▸ **The problem**
Copy the rows below word for word, from the first row through the line containing "article-tools [365,406,420,419]", including both ends.

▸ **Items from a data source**
★ ★ ★ ★ ★ ★ ★

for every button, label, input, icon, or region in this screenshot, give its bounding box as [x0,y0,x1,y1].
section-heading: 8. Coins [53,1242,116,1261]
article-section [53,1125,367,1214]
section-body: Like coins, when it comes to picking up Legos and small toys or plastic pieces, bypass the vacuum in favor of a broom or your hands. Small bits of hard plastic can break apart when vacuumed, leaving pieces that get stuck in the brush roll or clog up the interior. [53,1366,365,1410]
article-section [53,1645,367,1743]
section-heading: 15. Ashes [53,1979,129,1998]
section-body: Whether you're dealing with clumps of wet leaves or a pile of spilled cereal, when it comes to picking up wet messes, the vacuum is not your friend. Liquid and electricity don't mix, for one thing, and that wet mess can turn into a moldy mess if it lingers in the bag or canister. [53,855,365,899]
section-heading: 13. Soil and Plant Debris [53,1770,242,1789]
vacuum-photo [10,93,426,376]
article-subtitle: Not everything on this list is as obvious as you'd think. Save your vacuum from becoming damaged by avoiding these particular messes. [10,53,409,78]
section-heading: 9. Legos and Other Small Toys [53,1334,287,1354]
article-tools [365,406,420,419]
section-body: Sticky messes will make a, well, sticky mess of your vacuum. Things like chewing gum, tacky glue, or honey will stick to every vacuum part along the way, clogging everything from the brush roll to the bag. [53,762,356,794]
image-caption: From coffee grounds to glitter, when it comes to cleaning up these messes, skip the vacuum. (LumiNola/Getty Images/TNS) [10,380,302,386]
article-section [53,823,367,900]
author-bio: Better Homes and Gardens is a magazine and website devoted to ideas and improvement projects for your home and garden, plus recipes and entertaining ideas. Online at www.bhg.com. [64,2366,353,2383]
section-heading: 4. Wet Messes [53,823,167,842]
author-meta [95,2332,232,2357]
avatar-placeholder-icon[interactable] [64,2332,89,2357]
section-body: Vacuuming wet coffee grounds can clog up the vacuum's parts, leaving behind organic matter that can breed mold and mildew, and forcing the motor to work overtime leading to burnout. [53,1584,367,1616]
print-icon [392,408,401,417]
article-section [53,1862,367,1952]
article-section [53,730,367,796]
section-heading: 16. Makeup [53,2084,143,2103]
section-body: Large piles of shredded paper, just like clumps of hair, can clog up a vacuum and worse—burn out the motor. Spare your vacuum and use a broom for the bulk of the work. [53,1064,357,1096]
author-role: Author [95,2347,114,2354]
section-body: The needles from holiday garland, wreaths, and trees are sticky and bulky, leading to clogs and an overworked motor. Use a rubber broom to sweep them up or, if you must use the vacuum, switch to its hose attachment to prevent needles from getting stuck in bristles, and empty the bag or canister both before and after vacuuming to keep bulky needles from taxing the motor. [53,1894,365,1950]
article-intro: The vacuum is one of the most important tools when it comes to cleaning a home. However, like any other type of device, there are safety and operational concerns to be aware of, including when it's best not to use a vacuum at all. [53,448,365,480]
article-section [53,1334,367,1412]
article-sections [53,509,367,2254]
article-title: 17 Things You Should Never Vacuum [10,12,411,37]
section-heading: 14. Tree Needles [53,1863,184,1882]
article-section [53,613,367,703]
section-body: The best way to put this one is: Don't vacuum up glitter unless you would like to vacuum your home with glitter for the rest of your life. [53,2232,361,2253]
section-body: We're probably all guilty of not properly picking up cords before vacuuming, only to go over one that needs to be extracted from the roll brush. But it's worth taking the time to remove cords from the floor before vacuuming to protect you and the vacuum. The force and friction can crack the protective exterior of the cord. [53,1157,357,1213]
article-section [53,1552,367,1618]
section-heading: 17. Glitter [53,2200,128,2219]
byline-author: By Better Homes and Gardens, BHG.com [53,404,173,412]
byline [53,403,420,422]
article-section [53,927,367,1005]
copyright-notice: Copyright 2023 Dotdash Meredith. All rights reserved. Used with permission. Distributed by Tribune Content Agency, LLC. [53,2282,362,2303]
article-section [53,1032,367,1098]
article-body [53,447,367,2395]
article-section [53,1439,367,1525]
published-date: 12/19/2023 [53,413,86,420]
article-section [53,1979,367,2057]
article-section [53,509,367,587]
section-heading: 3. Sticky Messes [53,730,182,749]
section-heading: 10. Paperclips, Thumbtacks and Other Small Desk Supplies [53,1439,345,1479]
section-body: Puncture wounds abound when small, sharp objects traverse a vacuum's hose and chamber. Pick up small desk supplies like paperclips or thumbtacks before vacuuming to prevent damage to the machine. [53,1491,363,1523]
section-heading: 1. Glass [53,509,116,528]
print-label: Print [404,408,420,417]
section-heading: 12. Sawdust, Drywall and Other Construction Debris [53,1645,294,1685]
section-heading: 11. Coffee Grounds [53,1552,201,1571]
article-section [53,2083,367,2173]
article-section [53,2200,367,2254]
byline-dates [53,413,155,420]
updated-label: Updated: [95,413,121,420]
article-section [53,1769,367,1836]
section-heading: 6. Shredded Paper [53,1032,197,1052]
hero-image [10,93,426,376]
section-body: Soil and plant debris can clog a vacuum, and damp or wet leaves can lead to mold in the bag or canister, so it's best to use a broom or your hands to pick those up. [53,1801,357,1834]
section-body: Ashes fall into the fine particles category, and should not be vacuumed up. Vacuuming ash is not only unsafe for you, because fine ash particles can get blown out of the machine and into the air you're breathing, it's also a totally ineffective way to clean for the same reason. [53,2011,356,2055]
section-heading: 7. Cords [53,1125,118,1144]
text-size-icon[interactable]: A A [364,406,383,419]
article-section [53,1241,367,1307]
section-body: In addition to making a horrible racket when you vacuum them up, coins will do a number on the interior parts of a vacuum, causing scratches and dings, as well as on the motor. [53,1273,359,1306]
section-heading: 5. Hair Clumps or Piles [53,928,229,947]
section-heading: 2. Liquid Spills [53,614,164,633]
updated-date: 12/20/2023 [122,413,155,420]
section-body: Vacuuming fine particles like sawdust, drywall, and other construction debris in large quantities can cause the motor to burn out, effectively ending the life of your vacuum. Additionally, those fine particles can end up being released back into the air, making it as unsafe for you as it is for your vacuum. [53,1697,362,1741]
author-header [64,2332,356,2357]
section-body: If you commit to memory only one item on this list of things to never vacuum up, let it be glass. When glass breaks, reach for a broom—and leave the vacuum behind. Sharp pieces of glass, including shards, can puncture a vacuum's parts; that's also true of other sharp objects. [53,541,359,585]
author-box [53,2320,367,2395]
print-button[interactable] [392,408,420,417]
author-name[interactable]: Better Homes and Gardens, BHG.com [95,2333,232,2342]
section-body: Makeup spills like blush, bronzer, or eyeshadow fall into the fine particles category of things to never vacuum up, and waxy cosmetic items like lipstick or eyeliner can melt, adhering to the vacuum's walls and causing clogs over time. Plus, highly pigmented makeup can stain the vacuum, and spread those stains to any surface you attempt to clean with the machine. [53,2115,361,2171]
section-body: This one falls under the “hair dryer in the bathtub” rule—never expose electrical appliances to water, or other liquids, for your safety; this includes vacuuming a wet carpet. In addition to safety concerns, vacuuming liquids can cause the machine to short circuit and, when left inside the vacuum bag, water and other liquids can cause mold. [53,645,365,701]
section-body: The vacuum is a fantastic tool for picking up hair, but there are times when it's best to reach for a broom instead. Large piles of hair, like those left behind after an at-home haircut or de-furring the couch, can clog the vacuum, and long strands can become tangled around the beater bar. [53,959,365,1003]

★ ★ ★ ★ ★ ★ ★

▸ **Exercise solution**
for every button, label, input, icon, or region in this screenshot, give its bounding box as [x0,y0,x1,y1].
section-heading: 8. Coins [53,1242,116,1261]
article-section [53,1125,367,1214]
section-body: Like coins, when it comes to picking up Legos and small toys or plastic pieces, bypass the vacuum in favor of a broom or your hands. Small bits of hard plastic can break apart when vacuumed, leaving pieces that get stuck in the brush roll or clog up the interior. [53,1366,365,1410]
article-section [53,1645,367,1743]
section-heading: 15. Ashes [53,1979,129,1998]
section-body: Whether you're dealing with clumps of wet leaves or a pile of spilled cereal, when it comes to picking up wet messes, the vacuum is not your friend. Liquid and electricity don't mix, for one thing, and that wet mess can turn into a moldy mess if it lingers in the bag or canister. [53,855,365,899]
section-heading: 13. Soil and Plant Debris [53,1770,242,1789]
vacuum-photo [10,93,426,376]
article-subtitle: Not everything on this list is as obvious as you'd think. Save your vacuum from becoming damaged by avoiding these particular messes. [10,53,409,78]
section-heading: 9. Legos and Other Small Toys [53,1334,287,1354]
article-tools [365,406,420,419]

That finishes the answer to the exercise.